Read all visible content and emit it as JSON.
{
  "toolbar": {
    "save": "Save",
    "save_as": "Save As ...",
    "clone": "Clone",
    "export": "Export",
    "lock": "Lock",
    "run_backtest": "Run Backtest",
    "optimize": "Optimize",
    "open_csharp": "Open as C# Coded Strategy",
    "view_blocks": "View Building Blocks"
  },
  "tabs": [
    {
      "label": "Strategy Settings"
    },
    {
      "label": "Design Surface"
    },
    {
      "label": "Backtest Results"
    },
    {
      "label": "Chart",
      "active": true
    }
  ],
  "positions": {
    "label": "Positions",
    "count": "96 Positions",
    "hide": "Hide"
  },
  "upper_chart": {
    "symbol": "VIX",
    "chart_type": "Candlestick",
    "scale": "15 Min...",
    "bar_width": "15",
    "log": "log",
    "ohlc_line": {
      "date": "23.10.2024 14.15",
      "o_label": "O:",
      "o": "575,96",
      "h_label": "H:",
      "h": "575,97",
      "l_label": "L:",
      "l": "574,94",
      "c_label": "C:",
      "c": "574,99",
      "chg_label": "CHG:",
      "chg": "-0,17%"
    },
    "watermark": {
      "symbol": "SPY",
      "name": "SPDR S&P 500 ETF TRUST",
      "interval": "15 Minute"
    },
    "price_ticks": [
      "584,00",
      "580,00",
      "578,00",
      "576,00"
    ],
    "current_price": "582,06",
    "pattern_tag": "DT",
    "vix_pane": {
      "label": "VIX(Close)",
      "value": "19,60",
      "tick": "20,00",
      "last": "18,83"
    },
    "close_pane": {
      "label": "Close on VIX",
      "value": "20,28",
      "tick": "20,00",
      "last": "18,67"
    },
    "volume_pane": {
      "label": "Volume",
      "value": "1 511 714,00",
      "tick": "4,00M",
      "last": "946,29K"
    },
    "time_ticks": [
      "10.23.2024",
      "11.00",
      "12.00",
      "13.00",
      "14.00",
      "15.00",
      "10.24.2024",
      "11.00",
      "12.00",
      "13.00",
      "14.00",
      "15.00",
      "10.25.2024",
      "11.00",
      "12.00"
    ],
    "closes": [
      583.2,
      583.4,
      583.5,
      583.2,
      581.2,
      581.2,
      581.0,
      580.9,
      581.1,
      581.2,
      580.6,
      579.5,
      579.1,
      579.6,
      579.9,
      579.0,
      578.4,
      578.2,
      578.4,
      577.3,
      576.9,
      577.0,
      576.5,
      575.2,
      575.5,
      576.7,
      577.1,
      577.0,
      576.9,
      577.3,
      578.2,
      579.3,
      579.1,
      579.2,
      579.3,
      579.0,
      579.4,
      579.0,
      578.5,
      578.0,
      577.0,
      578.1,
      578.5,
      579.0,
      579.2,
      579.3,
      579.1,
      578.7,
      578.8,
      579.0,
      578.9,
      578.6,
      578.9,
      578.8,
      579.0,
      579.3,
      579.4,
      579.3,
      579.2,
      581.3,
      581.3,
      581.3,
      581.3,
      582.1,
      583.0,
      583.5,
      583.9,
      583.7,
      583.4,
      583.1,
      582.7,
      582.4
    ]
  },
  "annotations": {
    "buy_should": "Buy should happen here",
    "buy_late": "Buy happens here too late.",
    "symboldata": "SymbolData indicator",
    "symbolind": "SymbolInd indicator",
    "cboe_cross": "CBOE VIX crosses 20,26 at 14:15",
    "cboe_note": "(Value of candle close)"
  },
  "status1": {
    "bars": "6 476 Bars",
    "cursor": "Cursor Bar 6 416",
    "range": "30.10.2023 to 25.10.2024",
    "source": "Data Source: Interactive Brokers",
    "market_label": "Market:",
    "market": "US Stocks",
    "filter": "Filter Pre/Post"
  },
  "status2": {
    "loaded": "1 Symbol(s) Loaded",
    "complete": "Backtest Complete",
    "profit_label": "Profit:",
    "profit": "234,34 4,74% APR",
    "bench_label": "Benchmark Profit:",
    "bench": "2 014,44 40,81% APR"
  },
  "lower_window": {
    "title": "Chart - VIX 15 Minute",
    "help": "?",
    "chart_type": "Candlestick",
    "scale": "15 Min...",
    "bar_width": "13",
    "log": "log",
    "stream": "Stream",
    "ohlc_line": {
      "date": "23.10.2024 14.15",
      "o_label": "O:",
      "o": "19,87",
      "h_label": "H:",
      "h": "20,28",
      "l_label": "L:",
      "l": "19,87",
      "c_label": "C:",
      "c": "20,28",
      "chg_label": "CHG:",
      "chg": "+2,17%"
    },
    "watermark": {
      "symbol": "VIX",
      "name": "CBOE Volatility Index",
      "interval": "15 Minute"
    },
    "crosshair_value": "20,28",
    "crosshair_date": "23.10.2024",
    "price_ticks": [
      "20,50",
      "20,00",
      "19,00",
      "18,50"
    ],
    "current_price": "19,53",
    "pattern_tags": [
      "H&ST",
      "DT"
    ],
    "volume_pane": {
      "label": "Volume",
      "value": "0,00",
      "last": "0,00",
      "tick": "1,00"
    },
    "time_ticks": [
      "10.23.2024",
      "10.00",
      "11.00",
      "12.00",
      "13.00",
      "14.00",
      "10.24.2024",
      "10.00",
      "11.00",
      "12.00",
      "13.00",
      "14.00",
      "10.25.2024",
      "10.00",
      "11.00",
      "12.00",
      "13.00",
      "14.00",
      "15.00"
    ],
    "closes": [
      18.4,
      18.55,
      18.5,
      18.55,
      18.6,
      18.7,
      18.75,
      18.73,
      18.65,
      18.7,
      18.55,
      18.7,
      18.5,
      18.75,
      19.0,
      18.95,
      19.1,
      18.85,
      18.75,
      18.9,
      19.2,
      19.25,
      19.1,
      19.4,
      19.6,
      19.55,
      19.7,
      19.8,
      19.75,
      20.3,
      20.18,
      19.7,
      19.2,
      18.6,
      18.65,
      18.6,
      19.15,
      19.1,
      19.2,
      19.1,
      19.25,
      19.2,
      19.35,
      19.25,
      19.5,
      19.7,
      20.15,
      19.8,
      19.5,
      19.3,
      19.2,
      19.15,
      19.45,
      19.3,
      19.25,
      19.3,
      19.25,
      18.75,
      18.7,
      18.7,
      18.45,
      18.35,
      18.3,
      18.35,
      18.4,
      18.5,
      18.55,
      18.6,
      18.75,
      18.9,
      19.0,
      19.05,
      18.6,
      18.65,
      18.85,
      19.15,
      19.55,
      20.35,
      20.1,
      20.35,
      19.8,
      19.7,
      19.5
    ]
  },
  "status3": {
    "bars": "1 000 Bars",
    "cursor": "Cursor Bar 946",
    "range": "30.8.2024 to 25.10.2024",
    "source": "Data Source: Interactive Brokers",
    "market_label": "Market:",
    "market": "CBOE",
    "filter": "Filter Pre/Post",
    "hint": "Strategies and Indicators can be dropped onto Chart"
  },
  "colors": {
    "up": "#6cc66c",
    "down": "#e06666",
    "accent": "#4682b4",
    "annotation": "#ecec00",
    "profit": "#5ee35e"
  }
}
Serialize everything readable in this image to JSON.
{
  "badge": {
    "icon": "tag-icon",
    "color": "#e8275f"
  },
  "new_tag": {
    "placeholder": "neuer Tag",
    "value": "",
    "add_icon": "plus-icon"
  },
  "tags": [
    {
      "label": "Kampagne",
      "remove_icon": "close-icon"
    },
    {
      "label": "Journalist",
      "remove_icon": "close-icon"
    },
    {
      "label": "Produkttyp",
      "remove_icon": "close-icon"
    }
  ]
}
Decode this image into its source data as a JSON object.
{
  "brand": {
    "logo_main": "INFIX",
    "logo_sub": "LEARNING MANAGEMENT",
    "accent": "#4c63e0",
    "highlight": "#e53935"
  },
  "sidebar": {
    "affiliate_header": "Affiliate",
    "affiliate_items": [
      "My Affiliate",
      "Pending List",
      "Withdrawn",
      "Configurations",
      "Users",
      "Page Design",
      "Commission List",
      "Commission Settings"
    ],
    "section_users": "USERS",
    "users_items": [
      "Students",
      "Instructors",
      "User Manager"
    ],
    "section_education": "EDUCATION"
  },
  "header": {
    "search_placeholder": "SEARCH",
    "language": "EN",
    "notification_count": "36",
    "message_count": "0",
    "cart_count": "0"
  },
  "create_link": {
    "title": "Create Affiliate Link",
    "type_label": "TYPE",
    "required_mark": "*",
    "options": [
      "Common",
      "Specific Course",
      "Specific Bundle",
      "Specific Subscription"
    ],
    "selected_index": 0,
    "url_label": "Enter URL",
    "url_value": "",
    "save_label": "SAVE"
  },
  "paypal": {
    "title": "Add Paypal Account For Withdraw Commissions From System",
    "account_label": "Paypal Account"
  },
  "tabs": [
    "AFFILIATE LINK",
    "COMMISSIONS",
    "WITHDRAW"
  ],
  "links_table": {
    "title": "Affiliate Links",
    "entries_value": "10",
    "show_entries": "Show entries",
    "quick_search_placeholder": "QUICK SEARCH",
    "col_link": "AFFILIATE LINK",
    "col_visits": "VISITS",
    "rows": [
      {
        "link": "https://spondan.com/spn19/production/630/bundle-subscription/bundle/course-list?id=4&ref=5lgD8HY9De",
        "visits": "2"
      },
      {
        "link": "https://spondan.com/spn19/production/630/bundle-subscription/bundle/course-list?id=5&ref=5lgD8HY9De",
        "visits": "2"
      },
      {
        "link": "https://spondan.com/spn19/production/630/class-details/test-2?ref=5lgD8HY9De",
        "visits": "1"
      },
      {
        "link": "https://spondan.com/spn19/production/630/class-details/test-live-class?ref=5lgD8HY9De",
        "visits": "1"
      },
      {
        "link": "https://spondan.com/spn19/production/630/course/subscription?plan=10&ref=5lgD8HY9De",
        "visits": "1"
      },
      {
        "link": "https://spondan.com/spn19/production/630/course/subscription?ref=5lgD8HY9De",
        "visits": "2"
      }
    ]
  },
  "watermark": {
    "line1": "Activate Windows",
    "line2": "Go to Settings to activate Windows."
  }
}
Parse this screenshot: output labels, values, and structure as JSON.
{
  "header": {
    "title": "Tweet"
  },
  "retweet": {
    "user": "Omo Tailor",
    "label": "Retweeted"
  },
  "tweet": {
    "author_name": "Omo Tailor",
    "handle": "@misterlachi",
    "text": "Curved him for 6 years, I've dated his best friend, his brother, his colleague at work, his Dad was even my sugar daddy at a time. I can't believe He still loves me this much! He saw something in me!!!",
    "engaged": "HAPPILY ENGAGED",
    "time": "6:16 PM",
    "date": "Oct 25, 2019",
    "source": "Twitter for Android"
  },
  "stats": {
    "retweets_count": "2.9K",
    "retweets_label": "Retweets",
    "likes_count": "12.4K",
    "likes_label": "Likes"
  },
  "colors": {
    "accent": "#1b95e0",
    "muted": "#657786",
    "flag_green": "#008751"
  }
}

* **Exercise directions**: Lines that hold "filter" are the ones to copy; find all of them.

* **Problem solution**:
    "filter": "Filter Pre/Post"
    "filter": "Filter Pre/Post",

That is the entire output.